◆ **Stored data entries**:
▼▼▼
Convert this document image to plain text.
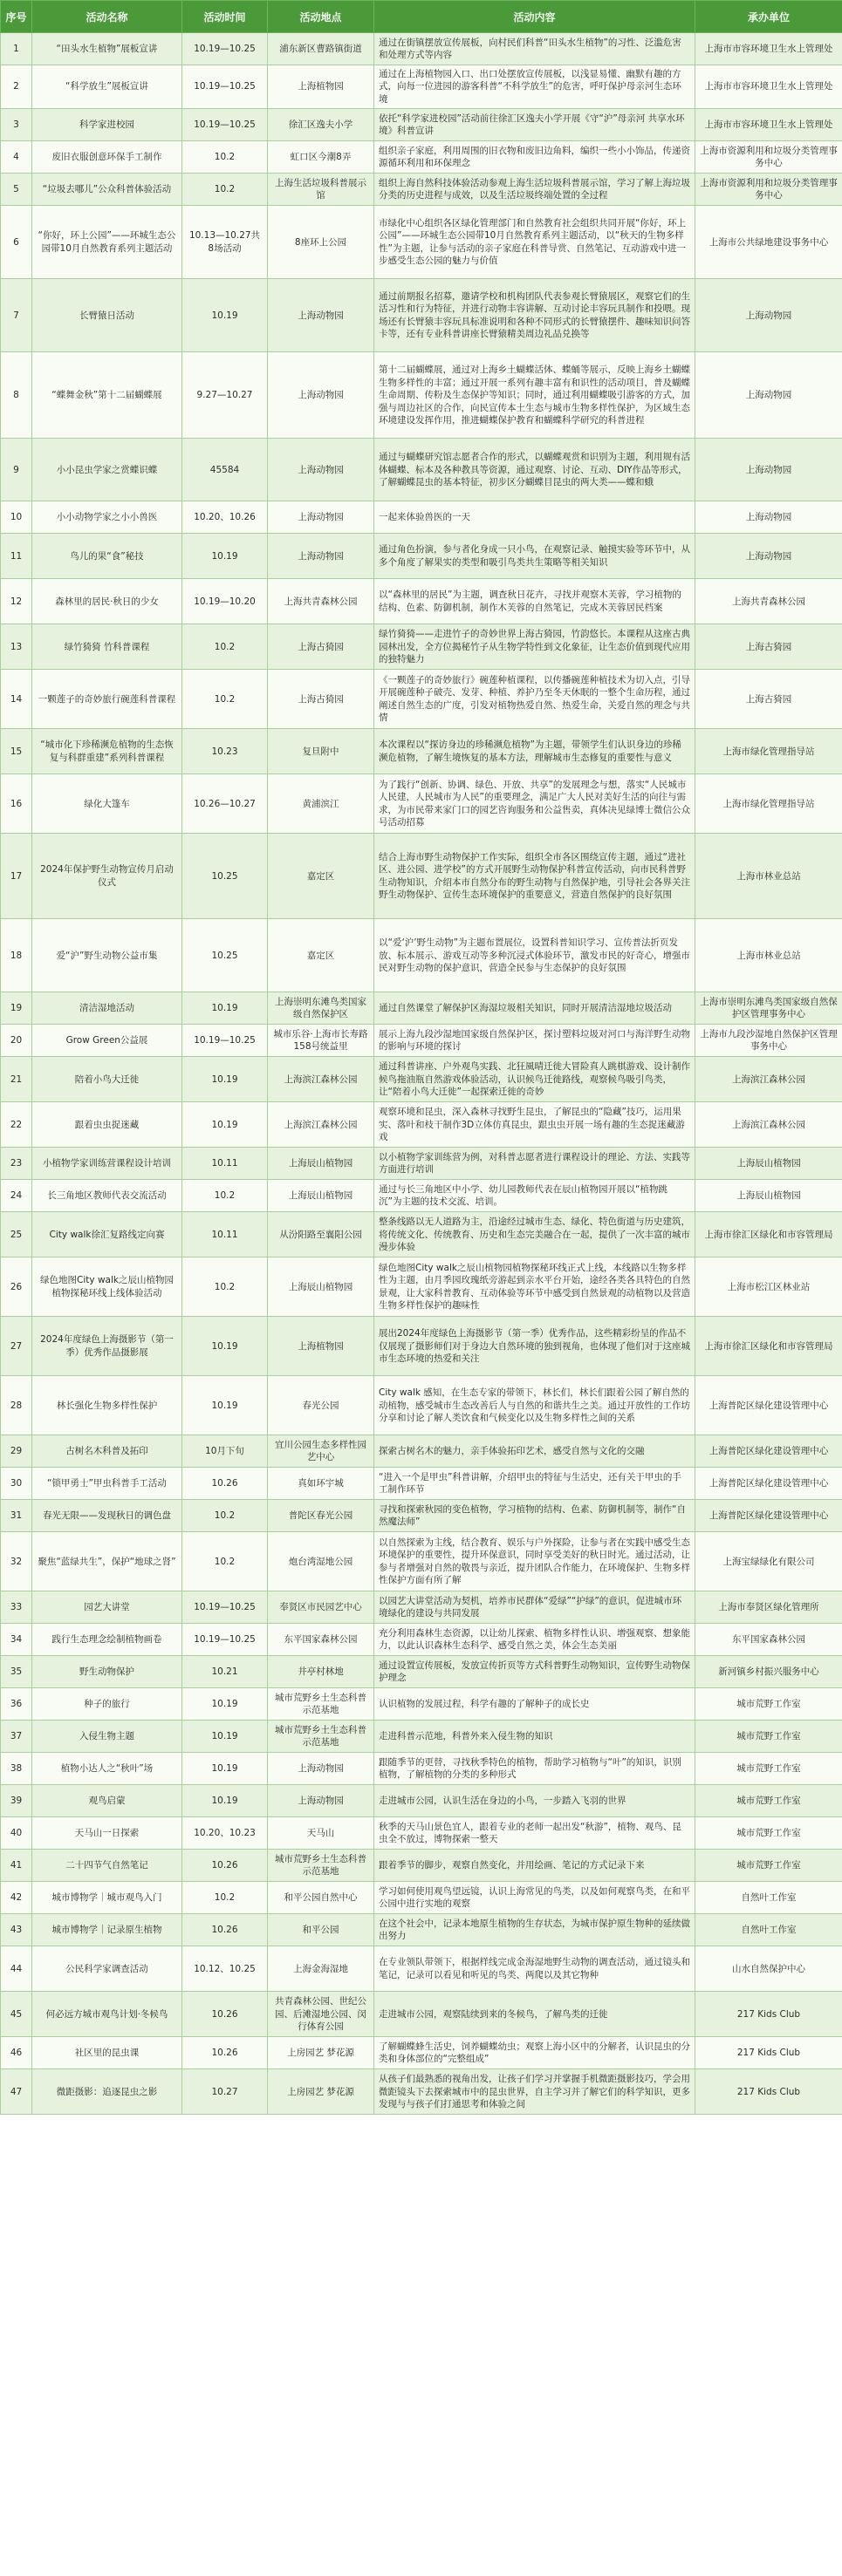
序号	活动名称	活动时间	活动地点	活动内容	承办单位
1	“田头水生植物”展板宣讲	10.19—10.25	浦东新区曹路镇街道	通过在街镇摆放宣传展板，向村民们科普“田头水生植物”的习性、泛滥危害和处理方式等内容	上海市市容环境卫生水上管理处
2	“科学放生”展板宣讲	10.19—10.25	上海植物园	通过在上海植物园入口、出口处摆放宣传展板，以浅显易懂、幽默有趣的方式，向每一位进园的游客科普“不科学放生”的危害，呼吁保护母亲河生态环境	上海市市容环境卫生水上管理处
3	科学家进校园	10.19—10.25	徐汇区逸夫小学	依托“科学家进校园”活动前往徐汇区逸夫小学开展《守“沪”母亲河 共享水环境》科普宣讲	上海市市容环境卫生水上管理处
4	废旧衣服创意环保手工制作	10.2	虹口区今潮8弄	组织亲子家庭，利用周围的旧衣物和废旧边角料，编织一些小小饰品，传递资源循环利用和环保理念	上海市资源利用和垃圾分类管理事务中心
5	“垃圾去哪儿”公众科普体验活动	10.2	上海生活垃圾科普展示馆	组织上海自然科技体验活动参观上海生活垃圾科普展示馆，学习了解上海垃圾分类的历史进程与成效，以及生活垃圾终端处置的全过程	上海市资源利用和垃圾分类管理事务中心
6	“你好，环上公园”——环城生态公园带10月自然教育系列主题活动	10.13—10.27共8场活动	8座环上公园	市绿化中心组织各区绿化管理部门和自然教育社会组织共同开展“你好，环上公园”——环城生态公园带10月自然教育系列主题活动，以“秋天的生物多样性”为主题，让参与活动的亲子家庭在科普导赏、自然笔记、互动游戏中进一步感受生态公园的魅力与价值	上海市公共绿地建设事务中心
7	长臂猿日活动	10.19	上海动物园	通过前期报名招募，邀请学校和机构团队代表参观长臂猿展区，观察它们的生活习性和行为特征，并进行动物丰容讲解、互动讨论丰容玩具制作和投喂。现场还有长臂猿丰容玩具标准说明和各种不同形式的长臂猿摆件、趣味知识问答卡等，还有专业科普讲座长臂猿精美周边礼品兑换等	上海动物园
8	“蝶舞金秋”第十二届蝴蝶展	9.27—10.27	上海动物园	第十二届蝴蝶展，通过对上海乡土蝴蝶活体、蝶蛹等展示，反映上海乡土蝴蝶生物多样性的丰富；通过开展一系列有趣丰富有和识性的活动项目，普及蝴蝶生命周期、传粉及生态保护等知识；同时，通过利用蝴蝶吸引游客的方式，加强与周边社区的合作，向民宣传本土生态与城市生物多样性保护，为区域生态环境建设发挥作用，推进蝴蝶保护教育和蝴蝶科学研究的科普进程	上海动物园
9	小小昆虫学家之赏蝶识蝶	45584	上海动物园	通过与蝴蝶研究馆志愿者合作的形式，以蝴蝶观赏和识别为主题，利用规有活体蝴蝶、标本及各种教具等资源，通过观察、讨论、互动、DIY作品等形式，了解蝴蝶昆虫的基本特征，初步区分蝴蝶目昆虫的两大类——蝶和蛾	上海动物园
10	小小动物学家之小小兽医	10.20、10.26	上海动物园	一起来体验兽医的一天	上海动物园
11	鸟儿的果“食”秘技	10.19	上海动物园	通过角色扮演，参与者化身成一只小鸟，在观察记录、触摸实验等环节中，从多个角度了解果实的类型和吸引鸟类共生策略等相关知识	上海动物园
12	森林里的居民·秋日的少女	10.19—10.20	上海共青森林公园	以“森林里的居民”为主题，调查秋日花卉，寻找并观察木芙蓉，学习植物的结构、色素、防御机制，制作木芙蓉的自然笔记，完成木芙蓉居民档案	上海共青森林公园
13	绿竹猗猗 竹科普课程	10.2	上海古猗园	绿竹猗猗——走进竹子的奇妙世界上海古猗园，竹韵悠长。本课程从这座古典园林出发，全方位揭秘竹子从生物学特性到文化象征，让生态价值到现代应用的独特魅力	上海古猗园
14	一颗莲子的奇妙旅行碗莲科普课程	10.2	上海古猗园	《一颗莲子的奇妙旅行》碗莲种植课程，以传播碗莲种植技术为切入点，引导开展碗莲种子破壳、发芽、种植、养护乃至冬天休眠的一整个生命历程，通过阐述自然生态的广度，引发对植物热爱自然、热爱生命，关爱自然的理念与共情	上海古猗园
15	“城市化下珍稀濒危植物的生态恢复与科群重建”系列科普课程	10.23	复旦附中	本次课程以“探访身边的珍稀濒危植物”为主题，带领学生们认识身边的珍稀濒危植物，了解生境恢复的基本方法，理解城市生态修复的重要性与意义	上海市绿化管理指导站
16	绿化大篷车	10.26—10.27	黄浦滨江	为了践行“创新、协调、绿色、开放、共享”的发展理念与想，落实“人民城市人民建，人民城市为人民”的重要理念，满足广大人民对美好生活的向往与需求，为市民带来家门口的园艺咨询服务和公益售卖，真体决见绿博士微信公众号活动招募	上海市绿化管理指导站
17	2024年保护野生动物宣传月启动仪式	10.25	嘉定区	结合上海市野生动物保护工作实际，组织全市各区围绕宣传主题，通过“进社区、进公园、进学校”的方式开展野生动物保护科普宣传活动，向市民科普野生动物知识，介绍本市自然分布的野生动物与自然保护地，引导社会各界关注野生动物保护、宣传生态环境保护的重要意义，营造自然保护的良好氛围	上海市林业总站
18	爱“沪”野生动物公益市集	10.25	嘉定区	以“爱‘沪’野生动物”为主题布置展位，设置科普知识学习、宣传普法折页发放、标本展示、游戏互动等多种沉浸式体验环节，激发市民的好奇心，增强市民对野生动物的保护意识，营造全民参与生态保护的良好氛围	上海市林业总站
19	清洁湿地活动	10.19	上海崇明东滩鸟类国家级自然保护区	通过自然课堂了解保护区海湿垃圾相关知识，同时开展清洁湿地垃圾活动	上海市崇明东滩鸟类国家级自然保护区管理事务中心
20	Grow Green公益展	10.19—10.25	城市乐谷·上海市长寿路158号统益里	展示上海九段沙湿地国家级自然保护区，探讨塑料垃圾对河口与海洋野生动物的影响与环境的探讨	上海市九段沙湿地自然保护区管理事务中心
21	陪着小鸟大迁徙	10.19	上海滨江森林公园	通过科普讲座、户外观鸟实践、北狂風晴迁徙大冒险真人跳棋游戏、设计制作候鸟拖油瓶自然游戏体验活动，认识候鸟迁徙路线，观察候鸟吸引鸟类，让“陪着小鸟大迁徙”一起探索迁徙的奇妙	上海滨江森林公园
22	跟着虫虫捉迷藏	10.19	上海滨江森林公园	观察环境和昆虫，深入森林寻找野生昆虫，了解昆虫的“隐藏”技巧，运用果实、落叶和枝干制作3D立体仿真昆虫，跟虫虫开展一场有趣的生态捉迷藏游戏	上海滨江森林公园
23	小植物学家训练营课程设计培训	10.11	上海辰山植物园	以小植物学家训练营为例，对科普志愿者进行课程设计的理论、方法、实践等方面进行培训	上海辰山植物园
24	长三角地区教师代表交流活动	10.2	上海辰山植物园	通过与长三角地区中小学、幼儿园教师代表在辰山植物园开展以“植物跳沉”为主题的技术交流、培训。	上海辰山植物园
25	City walk徐汇复路线定向赛	10.11	从汾阳路至襄阳公园	整条线路以无人道路为主，沿途经过城市生态、绿化、特色街道与历史建筑，将传统文化、传统教育、历史和生态完美融合在一起，提供了一次丰富的城市漫步体验	上海市徐汇区绿化和市容管理局
26	绿色地图City walk之辰山植物园植物探秘环线上线体验活动	10.2	上海辰山植物园	绿色地图City walk之辰山植物园植物探秘环线正式上线，本线路以生物多样性为主题，由月季园玫瑰纸旁游起到亲水平台开始，途经各类各具特色的自然景观，让大家科普教育、互动体验等环节中感受到自然景观的动植物以及营造生物多样性保护的趣味性	上海市松江区林业站
27	2024年度绿色上海摄影节（第一季）优秀作品摄影展	10.19	上海植物园	展出2024年度绿色上海摄影节（第一季）优秀作品，这些精彩纷呈的作品不仅展现了摄影师们对于身边大自然环境的独到视角，也体现了他们对于这座城市生态环境的热爱和关注	上海市徐汇区绿化和市容管理局
28	林长强化生物多样性保护	10.19	春光公园	City walk 感知，在生态专家的带领下，林长们，林长们跟着公园了解自然的动植物，感受城市生态改善后人与自然的和谐共生之美。通过开放性的工作坊分享和讨论了解人类饮食和气候变化以及生物多样性之间的关系	上海普陀区绿化建设管理中心
29	古树名木科普及拓印	10月下旬	宜川公园生态多样性园艺中心	探索古树名木的魅力，亲手体验拓印艺术，感受自然与文化的交融	上海普陀区绿化建设管理中心
30	“锁甲勇士”甲虫科普手工活动	10.26	真如环宇城	“进入一个是甲虫”科普讲解，介绍甲虫的特征与生活史，还有关于甲虫的手工制作环节	上海普陀区绿化建设管理中心
31	春光无限——发现秋日的调色盘	10.2	普陀区春光公园	寻找和探索秋园的变色植物，学习植物的结构、色素、防御机制等，制作“自然魔法师”	上海普陀区绿化建设管理中心
32	聚焦“蓝绿共生”，保护“地球之肾”	10.2	炮台湾湿地公园	以自然探索为主线，结合教育、娱乐与户外探险，让参与者在实践中感受生态环境保护的重要性，提升环保意识，同时享受美好的秋日时光。通过活动，让参与者增强对自然的敬畏与亲近，提升团队合作能力，在环境保护、生物多样性保护方面有所了解	上海宝绿绿化有限公司
33	园艺大讲堂	10.19—10.25	奉贤区市民园艺中心	以园艺大讲堂活动为契机，培养市民群体“爱绿”“护绿”的意识，促进城市环境绿化的建设与共同发展	上海市奉贤区绿化管理所
34	践行生态理念绘制植物画卷	10.19—10.25	东平国家森林公园	充分利用森林生态资源，以让幼儿探索、植物多样性认识、增强观察、想象能力，以此认识森林生态科学、感受自然之美，体会生态美丽	东平国家森林公园
35	野生动物保护	10.21	井亭村林地	通过设置宣传展板，发放宣传折页等方式科普野生动物知识，宣传野生动物保护理念	新河镇乡村振兴服务中心
36	种子的旅行	10.19	城市荒野乡土生态科普示范基地	认识植物的发展过程，科学有趣的了解种子的成长史	城市荒野工作室
37	入侵生物主题	10.19	城市荒野乡土生态科普示范基地	走进科普示范地，科普外来入侵生物的知识	城市荒野工作室
38	植物小达人之“秋叶”场	10.19	上海动物园	跟随季节的更替，寻找秋季特色的植物，帮助学习植物与“叶”的知识，识别植物，了解植物的分类的多种形式	城市荒野工作室
39	观鸟启蒙	10.19	上海动物园	走进城市公园，认识生活在身边的小鸟，一步踏入飞羽的世界	城市荒野工作室
40	天马山一日探索	10.20、10.23	天马山	秋季的天马山景色宜人，跟着专业的老师一起出发“秋游”，植物、观鸟、昆虫全不放过，博物探索一整天	城市荒野工作室
41	二十四节气自然笔记	10.26	城市荒野乡土生态科普示范基地	跟着季节的脚步，观察自然变化，并用绘画、笔记的方式记录下来	城市荒野工作室
42	城市博物学｜城市观鸟入门	10.2	和平公园自然中心	学习如何使用观鸟望远镜，认识上海常见的鸟类，以及如何观察鸟类，在和平公园中进行实地的观察	自然叶工作室
43	城市博物学｜记录原生植物	10.26	和平公园	在这个社会中，记录本地原生植物的生存状态，为城市保护原生物种的延续做出努力	自然叶工作室
44	公民科学家调查活动	10.12、10.25	上海金海湿地	在专业领队带领下，根据样线完成金海湿地野生动物的调查活动，通过镜头和笔记，记录可以看见和听见的鸟类、两爬以及其它物种	山水自然保护中心
45	何必远方城市观鸟计划·冬候鸟	10.26	共青森林公园、世纪公园、后滩湿地公园、闵行体育公园	走进城市公园，观察陆续到来的冬候鸟，了解鸟类的迁徙	217 Kids Club
46	社区里的昆虫课	10.26	上房园艺 梦花源	了解蝴蝶蜂生活史，饲养蝴蝶幼虫；观察上海小区中的分解者，认识昆虫的分类和身体部位的“完整组成”	217 Kids Club
47	微距摄影：追逐昆虫之影	10.27	上房园艺 梦花源	从孩子们最熟悉的视角出发，让孩子们学习并掌握手机微距摄影技巧，学会用微距镜头下去探索城市中的昆虫世界，自主学习并了解它们的科学知识，更多发现与与孩子们打通思考和体验之间	217 Kids Club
▲▲▲
◆ **What to work on**: In the entries above, locate every line with the word "上海市徐汇区绿化和市容管理局" and copy it.

◆ **Correct result**:
25	City walk徐汇复路线定向赛	10.11	从汾阳路至襄阳公园	整条线路以无人道路为主，沿途经过城市生态、绿化、特色街道与历史建筑，将传统文化、传统教育、历史和生态完美融合在一起，提供了一次丰富的城市漫步体验	上海市徐汇区绿化和市容管理局
27	2024年度绿色上海摄影节（第一季）优秀作品摄影展	10.19	上海植物园	展出2024年度绿色上海摄影节（第一季）优秀作品，这些精彩纷呈的作品不仅展现了摄影师们对于身边大自然环境的独到视角，也体现了他们对于这座城市生态环境的热爱和关注	上海市徐汇区绿化和市容管理局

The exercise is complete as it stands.